Count every line in the data below where "name" occurs, then state that number and nothing more.

[Dataset entries on figures]
■ ■ ■ ■
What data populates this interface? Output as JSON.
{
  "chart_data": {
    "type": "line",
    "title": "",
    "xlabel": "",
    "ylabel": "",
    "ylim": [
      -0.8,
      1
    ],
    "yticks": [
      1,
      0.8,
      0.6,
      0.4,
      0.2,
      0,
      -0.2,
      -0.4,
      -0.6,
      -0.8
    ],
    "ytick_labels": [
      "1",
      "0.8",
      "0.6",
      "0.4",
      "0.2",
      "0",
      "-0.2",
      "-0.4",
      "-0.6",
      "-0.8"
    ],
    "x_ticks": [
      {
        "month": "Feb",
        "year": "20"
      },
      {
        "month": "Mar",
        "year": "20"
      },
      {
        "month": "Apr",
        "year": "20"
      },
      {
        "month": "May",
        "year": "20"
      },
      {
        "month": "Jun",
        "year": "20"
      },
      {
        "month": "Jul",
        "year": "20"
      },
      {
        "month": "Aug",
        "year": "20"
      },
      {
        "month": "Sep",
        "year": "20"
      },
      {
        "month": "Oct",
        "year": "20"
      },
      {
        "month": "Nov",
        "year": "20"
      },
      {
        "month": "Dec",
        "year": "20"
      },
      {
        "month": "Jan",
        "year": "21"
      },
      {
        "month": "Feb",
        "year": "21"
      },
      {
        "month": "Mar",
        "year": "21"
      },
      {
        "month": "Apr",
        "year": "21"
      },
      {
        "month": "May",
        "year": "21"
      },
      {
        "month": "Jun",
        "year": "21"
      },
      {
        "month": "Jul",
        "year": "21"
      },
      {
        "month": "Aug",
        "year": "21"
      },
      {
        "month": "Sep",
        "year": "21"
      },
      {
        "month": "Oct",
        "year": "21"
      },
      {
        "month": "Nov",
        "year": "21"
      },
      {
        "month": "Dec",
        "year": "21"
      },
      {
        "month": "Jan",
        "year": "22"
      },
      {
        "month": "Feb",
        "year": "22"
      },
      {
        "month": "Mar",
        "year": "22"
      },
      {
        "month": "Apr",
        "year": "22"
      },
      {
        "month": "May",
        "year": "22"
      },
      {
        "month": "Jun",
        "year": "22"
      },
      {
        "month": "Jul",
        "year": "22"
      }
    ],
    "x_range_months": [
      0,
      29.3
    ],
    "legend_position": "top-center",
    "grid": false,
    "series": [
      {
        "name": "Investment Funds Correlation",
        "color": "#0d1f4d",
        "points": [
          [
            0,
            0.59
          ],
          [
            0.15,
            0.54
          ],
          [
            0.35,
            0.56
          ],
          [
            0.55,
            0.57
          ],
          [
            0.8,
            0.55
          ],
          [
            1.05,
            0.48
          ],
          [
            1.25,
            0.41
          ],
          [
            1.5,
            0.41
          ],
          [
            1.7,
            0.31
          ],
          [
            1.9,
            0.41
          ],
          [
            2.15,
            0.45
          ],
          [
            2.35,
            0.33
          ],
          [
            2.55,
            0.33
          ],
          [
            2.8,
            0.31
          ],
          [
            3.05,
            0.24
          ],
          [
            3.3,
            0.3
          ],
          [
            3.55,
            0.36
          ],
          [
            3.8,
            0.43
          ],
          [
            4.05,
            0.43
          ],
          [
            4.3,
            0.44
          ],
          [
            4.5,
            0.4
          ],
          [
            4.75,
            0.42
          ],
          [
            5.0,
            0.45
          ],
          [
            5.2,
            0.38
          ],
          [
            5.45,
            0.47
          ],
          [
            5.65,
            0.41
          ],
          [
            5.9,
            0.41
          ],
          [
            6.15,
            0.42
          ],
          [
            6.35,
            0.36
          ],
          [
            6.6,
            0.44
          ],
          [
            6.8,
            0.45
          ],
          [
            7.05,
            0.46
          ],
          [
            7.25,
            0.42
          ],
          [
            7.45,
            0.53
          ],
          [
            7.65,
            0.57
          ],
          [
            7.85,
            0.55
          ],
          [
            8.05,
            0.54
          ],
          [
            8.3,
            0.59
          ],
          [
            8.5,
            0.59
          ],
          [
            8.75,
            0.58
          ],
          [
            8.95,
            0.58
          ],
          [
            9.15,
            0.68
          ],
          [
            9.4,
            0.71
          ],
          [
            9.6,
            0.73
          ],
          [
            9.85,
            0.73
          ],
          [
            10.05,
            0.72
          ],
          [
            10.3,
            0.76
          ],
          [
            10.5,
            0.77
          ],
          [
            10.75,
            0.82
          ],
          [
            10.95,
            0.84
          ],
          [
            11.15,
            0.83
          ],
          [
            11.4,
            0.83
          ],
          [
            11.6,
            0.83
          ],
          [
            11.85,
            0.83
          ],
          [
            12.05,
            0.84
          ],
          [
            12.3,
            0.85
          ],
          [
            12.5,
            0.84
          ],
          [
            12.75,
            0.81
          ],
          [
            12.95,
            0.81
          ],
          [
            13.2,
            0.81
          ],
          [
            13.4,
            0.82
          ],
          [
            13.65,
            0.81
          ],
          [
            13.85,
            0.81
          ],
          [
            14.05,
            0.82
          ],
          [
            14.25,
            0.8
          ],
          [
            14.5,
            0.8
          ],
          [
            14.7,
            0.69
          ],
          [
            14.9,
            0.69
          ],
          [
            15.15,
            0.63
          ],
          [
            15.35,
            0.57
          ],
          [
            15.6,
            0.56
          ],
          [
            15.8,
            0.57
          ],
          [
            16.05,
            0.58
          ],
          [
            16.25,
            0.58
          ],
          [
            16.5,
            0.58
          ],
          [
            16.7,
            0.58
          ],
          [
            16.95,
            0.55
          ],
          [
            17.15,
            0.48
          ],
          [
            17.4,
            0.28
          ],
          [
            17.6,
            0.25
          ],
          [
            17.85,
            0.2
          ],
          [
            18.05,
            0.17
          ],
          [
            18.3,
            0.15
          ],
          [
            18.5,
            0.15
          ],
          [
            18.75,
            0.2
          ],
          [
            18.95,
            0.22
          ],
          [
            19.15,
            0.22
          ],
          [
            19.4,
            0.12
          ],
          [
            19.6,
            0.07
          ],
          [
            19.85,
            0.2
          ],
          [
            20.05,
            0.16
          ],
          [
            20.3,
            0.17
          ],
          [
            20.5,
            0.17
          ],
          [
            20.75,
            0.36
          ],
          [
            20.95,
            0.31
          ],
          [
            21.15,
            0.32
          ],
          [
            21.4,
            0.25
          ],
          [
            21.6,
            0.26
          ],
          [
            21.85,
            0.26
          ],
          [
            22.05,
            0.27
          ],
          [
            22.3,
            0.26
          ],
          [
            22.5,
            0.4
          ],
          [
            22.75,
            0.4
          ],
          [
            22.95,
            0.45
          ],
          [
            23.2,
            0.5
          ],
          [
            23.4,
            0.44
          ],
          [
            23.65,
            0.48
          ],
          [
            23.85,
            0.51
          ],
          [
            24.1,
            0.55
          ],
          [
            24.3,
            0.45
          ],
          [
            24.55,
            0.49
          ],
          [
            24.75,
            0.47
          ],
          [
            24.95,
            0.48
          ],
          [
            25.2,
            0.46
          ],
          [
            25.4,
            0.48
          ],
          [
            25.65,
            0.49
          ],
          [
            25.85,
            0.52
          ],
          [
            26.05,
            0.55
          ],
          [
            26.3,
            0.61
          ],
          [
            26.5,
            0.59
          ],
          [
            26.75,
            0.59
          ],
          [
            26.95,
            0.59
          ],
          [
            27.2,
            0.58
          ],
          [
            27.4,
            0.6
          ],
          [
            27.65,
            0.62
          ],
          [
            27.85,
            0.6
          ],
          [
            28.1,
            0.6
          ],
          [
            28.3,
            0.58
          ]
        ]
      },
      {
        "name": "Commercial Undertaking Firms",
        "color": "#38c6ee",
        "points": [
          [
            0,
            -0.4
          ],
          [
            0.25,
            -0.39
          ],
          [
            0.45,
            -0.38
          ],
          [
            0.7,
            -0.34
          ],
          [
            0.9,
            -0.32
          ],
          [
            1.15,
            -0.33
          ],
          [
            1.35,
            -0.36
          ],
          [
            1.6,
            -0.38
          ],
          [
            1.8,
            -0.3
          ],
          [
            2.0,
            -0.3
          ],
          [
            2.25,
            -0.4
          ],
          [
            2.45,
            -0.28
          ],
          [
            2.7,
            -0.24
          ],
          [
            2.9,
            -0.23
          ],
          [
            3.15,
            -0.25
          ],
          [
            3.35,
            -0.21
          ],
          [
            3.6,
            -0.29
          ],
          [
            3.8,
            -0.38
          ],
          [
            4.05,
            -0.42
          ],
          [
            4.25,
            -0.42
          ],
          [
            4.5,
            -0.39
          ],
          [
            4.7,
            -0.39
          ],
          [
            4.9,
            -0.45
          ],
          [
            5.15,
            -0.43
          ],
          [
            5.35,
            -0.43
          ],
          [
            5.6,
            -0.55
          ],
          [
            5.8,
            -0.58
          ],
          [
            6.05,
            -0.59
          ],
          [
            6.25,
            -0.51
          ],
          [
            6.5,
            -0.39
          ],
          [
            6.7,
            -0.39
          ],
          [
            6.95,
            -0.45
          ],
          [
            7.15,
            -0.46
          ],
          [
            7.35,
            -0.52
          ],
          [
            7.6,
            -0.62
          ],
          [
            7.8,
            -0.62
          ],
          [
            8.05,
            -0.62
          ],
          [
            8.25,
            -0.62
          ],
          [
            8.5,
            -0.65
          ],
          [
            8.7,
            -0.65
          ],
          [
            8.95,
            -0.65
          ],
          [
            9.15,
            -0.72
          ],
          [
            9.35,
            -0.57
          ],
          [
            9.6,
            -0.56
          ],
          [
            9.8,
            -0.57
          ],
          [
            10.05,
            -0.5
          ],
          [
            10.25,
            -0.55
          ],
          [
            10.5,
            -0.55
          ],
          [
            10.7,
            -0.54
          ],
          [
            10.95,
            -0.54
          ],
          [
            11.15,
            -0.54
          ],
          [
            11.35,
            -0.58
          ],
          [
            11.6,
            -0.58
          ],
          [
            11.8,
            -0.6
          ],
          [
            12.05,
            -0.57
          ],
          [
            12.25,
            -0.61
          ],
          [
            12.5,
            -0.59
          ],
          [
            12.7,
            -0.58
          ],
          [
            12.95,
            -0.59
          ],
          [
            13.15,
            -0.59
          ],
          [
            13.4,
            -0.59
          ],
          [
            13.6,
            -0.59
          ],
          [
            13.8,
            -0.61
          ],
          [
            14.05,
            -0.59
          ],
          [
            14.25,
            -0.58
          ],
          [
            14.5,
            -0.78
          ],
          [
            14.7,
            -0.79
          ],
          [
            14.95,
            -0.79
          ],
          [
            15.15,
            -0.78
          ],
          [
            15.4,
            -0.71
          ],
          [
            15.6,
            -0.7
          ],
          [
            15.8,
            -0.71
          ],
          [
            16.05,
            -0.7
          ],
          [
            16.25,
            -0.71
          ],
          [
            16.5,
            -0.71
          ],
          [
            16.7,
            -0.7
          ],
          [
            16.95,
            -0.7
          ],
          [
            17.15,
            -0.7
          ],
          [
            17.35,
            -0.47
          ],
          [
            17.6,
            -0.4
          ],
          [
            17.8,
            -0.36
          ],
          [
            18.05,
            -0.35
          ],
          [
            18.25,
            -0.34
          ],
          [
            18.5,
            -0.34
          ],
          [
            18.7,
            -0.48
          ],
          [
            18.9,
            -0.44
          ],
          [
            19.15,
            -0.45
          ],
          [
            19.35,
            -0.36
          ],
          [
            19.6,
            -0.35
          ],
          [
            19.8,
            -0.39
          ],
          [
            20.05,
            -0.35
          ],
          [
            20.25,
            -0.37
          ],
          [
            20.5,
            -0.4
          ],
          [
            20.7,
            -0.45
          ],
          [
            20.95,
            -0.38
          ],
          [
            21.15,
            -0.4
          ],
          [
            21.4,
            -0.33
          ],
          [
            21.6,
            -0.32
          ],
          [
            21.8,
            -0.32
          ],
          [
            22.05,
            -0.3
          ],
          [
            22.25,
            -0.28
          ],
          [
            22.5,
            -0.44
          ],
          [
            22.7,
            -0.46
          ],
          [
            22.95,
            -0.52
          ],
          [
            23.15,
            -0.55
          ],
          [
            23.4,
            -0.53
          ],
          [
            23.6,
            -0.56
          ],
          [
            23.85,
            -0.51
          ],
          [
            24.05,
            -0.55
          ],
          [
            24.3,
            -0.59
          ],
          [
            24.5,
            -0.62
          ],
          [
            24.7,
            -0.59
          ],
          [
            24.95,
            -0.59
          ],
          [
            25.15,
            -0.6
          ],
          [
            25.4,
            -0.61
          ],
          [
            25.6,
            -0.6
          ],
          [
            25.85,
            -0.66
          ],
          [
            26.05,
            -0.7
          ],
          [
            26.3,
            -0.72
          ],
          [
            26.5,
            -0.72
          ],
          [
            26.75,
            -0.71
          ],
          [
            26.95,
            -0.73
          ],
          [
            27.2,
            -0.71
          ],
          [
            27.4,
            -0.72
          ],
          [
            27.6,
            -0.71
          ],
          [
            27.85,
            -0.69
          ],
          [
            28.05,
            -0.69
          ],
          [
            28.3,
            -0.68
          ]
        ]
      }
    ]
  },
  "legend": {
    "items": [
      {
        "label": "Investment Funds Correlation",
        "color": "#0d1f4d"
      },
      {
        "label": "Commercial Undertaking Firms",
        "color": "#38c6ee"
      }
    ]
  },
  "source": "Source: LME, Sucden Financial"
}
■ ■ ■ ■
> [Exercise output]
2